=== WORK TO COMPLETE ===
[a] From the AgResearch article, extract the part that opens with the words containing "AgResearch chief executive" and closes with "Joyce's staff said.".
[b] Answer these questions using the AgResearch article:
(i) Which ministry received the Official Information Act request?
(ii) When did Dr Richardson send his email?
(iii) What did the internal report recommend for Invermay?
[c] Summarize the AgResearch article in two sentences.

=== PASSAGE GIVEN ===
>>>>

AgResearch plan change still possible - email

Dr Tom Richardson.
Dr Tom Richardson.
AgResearch ''may well'' change its restructuring plan as a result of discussions with ''stakeholders'', an internal email has revealed.

AgResearch chief executive Dr Tom Richardson made the comment in an email released to the Otago Daily Times under an Official Information Act request to the Ministry of Business, Innovation and Employment (MBIE).

''Several of the ongoing discussions will advance in the New Year and they may well lead to changes from the current plan,'' Dr Richardson said in an email sent to MBIE and a government office last December.

Another email indicated Science and Innovation Minister Steven Joyce was open to AgResearch changing its plan. The email, sent from Mr Joyce's office to MBIE, asked for more information on an internal report recommending Invermay be expanded rather than downsized.

''The minister would like this issue to be looked at more closely and `tested','' a member of Mr Joyce's staff said.

''The proposed hub at Lincoln could still exist, but could perhaps be altered.''

Former Dunedin North MP Pete Hodgson said the correspondence, especially from Mr Joyce's office, added to his optimism AgResearch would overturn its decision to slash Invermay jobs.

<<<<

(Source data)
>>>>

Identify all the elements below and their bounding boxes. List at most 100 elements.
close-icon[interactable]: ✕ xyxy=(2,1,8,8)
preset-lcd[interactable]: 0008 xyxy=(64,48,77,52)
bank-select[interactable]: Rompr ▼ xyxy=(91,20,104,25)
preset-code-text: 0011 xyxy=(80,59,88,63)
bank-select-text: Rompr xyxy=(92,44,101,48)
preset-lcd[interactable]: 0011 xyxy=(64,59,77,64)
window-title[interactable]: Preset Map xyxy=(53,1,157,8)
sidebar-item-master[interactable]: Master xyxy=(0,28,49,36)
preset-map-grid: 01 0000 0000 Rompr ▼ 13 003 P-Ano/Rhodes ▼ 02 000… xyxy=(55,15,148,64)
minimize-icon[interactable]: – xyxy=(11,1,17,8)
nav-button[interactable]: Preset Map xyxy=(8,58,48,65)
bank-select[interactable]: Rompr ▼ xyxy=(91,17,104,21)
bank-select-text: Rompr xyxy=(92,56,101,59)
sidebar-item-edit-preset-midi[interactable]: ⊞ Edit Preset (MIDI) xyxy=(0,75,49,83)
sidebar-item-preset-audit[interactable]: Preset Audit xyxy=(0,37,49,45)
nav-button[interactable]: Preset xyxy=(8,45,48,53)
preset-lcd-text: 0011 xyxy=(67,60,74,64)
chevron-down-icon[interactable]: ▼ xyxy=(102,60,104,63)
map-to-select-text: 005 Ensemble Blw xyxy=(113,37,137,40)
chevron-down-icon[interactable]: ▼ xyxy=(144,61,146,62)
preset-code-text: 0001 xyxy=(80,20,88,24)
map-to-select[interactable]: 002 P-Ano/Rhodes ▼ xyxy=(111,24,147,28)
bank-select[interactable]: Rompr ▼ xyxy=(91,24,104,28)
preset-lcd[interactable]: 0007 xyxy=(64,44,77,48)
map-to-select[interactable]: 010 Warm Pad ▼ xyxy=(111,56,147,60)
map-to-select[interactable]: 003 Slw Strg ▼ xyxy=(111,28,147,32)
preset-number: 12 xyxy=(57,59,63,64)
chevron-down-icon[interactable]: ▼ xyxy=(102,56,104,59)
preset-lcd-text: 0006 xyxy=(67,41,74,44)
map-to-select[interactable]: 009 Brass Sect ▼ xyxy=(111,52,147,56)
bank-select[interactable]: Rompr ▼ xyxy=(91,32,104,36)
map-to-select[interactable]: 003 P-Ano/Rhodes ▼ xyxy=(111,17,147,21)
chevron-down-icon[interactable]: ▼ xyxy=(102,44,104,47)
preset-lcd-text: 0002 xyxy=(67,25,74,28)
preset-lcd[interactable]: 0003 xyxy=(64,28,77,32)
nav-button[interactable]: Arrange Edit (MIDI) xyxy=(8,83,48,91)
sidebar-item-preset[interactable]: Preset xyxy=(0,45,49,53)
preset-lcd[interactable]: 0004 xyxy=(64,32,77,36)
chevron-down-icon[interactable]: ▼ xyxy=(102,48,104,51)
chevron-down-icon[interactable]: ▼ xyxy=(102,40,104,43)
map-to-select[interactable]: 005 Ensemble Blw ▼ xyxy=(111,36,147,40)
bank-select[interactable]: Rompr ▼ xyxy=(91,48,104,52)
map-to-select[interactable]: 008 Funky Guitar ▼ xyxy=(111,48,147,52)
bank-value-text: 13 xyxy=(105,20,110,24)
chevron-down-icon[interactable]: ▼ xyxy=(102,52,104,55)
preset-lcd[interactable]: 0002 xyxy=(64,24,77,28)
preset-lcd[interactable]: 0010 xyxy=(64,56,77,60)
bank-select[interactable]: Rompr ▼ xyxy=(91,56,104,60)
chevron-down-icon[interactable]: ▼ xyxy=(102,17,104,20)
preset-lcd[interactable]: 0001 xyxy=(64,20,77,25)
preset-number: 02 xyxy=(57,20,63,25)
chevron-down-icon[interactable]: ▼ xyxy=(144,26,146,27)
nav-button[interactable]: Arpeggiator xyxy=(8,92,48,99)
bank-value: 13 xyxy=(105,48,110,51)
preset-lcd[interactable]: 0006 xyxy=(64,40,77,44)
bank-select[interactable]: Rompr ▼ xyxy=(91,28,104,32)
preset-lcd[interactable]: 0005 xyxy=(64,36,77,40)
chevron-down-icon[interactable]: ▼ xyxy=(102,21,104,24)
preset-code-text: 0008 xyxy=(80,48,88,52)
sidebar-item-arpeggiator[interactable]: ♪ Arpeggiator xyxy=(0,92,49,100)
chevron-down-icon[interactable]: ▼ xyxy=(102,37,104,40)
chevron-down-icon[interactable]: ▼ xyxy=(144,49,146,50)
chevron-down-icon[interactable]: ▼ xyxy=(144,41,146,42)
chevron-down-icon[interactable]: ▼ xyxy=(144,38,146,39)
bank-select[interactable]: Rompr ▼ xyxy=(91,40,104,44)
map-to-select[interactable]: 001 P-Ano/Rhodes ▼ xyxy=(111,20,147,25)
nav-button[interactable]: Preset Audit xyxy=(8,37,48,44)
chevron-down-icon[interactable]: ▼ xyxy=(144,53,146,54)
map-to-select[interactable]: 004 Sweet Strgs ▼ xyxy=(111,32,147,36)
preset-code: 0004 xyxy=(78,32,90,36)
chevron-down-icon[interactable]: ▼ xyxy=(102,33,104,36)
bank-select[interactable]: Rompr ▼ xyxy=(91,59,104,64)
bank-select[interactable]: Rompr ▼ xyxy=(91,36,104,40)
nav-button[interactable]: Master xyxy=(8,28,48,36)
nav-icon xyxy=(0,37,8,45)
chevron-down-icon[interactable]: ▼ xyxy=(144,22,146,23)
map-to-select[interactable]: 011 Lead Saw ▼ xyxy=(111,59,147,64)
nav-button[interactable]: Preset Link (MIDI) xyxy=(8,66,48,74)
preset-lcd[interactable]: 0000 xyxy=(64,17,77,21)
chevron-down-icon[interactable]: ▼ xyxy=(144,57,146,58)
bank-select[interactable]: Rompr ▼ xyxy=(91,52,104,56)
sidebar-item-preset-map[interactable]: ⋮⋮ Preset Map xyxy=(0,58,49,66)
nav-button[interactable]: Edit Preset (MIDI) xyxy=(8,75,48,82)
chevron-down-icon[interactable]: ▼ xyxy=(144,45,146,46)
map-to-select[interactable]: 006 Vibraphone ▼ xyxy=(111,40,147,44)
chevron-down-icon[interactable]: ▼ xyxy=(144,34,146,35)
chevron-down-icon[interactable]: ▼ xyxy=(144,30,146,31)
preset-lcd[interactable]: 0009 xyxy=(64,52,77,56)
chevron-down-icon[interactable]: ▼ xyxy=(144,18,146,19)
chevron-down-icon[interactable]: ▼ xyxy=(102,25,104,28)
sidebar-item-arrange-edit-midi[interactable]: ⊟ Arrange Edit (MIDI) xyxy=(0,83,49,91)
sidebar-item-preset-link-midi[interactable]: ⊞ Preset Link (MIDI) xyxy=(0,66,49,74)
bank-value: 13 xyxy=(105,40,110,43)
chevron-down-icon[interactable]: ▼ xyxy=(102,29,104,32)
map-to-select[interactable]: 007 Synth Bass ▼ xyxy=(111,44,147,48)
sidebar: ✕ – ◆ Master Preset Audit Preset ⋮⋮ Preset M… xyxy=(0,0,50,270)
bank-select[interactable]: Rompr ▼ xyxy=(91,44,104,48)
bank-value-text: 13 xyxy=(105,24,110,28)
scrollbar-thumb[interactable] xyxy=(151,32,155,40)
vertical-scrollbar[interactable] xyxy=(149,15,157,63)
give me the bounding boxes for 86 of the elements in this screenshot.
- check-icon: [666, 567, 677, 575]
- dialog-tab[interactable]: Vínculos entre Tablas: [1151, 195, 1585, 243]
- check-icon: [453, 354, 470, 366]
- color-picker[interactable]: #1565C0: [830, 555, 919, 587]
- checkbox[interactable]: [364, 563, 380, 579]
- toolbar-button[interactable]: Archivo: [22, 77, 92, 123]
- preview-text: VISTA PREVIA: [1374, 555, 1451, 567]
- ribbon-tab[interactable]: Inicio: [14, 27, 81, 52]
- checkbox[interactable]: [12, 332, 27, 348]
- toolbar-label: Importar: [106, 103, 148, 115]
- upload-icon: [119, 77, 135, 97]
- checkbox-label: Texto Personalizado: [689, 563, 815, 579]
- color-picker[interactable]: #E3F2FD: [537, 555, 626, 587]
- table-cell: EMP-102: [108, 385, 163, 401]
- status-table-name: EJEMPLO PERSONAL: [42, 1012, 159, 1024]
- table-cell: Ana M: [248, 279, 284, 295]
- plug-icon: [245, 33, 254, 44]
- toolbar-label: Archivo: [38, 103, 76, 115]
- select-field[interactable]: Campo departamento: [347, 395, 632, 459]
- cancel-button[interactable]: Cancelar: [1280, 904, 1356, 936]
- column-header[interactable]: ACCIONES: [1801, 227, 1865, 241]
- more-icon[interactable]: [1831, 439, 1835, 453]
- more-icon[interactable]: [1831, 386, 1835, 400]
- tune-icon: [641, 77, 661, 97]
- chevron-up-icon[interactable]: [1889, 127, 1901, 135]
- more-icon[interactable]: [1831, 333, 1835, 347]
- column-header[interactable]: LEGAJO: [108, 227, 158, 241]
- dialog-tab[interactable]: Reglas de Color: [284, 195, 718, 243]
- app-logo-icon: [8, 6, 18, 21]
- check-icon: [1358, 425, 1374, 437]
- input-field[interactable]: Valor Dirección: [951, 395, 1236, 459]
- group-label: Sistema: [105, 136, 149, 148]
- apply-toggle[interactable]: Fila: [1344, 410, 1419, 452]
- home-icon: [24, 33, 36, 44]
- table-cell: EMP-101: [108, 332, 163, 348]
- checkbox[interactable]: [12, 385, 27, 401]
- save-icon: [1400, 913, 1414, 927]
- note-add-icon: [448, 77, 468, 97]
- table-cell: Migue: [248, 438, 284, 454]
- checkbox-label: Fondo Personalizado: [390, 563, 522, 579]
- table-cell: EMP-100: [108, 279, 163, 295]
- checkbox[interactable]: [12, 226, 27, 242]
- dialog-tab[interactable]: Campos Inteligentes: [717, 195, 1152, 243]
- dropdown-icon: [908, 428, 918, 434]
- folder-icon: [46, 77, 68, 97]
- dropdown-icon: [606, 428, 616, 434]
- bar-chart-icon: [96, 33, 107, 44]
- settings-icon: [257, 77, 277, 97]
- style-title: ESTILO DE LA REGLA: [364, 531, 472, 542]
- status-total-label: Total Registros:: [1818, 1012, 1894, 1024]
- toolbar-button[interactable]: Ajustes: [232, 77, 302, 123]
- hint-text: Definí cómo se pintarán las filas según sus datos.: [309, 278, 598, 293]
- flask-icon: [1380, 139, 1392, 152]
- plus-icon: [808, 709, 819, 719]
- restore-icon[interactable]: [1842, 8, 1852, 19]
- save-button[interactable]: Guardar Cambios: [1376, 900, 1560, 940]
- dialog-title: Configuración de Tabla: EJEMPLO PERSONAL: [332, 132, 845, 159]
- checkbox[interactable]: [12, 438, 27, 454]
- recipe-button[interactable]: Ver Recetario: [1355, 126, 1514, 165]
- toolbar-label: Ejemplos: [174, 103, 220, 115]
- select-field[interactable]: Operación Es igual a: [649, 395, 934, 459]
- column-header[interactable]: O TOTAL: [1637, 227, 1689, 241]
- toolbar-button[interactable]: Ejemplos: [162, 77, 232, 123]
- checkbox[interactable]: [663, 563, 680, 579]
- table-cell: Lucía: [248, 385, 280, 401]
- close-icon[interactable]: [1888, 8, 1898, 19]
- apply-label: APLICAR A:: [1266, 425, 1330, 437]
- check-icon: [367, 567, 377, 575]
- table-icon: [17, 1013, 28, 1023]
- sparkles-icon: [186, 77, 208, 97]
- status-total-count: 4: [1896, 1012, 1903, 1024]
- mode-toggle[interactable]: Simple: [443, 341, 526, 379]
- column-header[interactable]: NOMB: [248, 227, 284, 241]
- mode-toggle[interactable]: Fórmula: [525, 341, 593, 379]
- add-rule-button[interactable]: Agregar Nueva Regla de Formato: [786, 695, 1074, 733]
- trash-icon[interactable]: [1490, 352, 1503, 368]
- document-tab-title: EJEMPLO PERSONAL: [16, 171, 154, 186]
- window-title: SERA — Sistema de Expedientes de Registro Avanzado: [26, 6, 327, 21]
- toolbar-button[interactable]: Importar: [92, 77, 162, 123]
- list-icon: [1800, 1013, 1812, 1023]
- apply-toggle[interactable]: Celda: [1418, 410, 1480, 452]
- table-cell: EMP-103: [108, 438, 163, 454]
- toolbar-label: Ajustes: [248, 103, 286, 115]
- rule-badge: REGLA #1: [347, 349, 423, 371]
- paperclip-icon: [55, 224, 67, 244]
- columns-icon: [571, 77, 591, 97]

<<<<

=== PER-TASK ANSWERS ===
[a]
AgResearch chief executive Dr Tom Richardson made the comment in an email released to the Otago Daily Times under an Official Information Act request to the Ministry of Business, Innovation and Employment (MBIE).

''Several of the ongoing discussions will advance in the New Year and they may well lead to changes from the current plan,'' Dr Richardson said in an email sent to MBIE and a government office last December.

Another email indicated Science and Innovation Minister Steven Joyce was open to AgResearch changing its plan. The email, sent from Mr Joyce's office to MBIE, asked for more information on an internal report recommending Invermay be expanded rather than downsized.

''The minister would like this issue to be looked at more closely and `tested','' a member of Mr Joyce's staff said.

[b]
(i) The Ministry of Business, Innovation and Employment (MBIE).
(ii) Last December.
(iii) That Invermay be expanded rather than downsized.

[c] According to an internal email released under an Official Information Act request, AgResearch chief executive Dr Tom Richardson said ongoing discussions with stakeholders may well lead to changes to the restructuring plan. Another email showed that Science and Innovation Minister Steven Joyce was open to changes and wanted more information on a report recommending Invermay be expanded, and former Dunedin North MP Pete Hodgson said the correspondence added to his optimism that AgResearch would overturn its decision to slash Invermay jobs.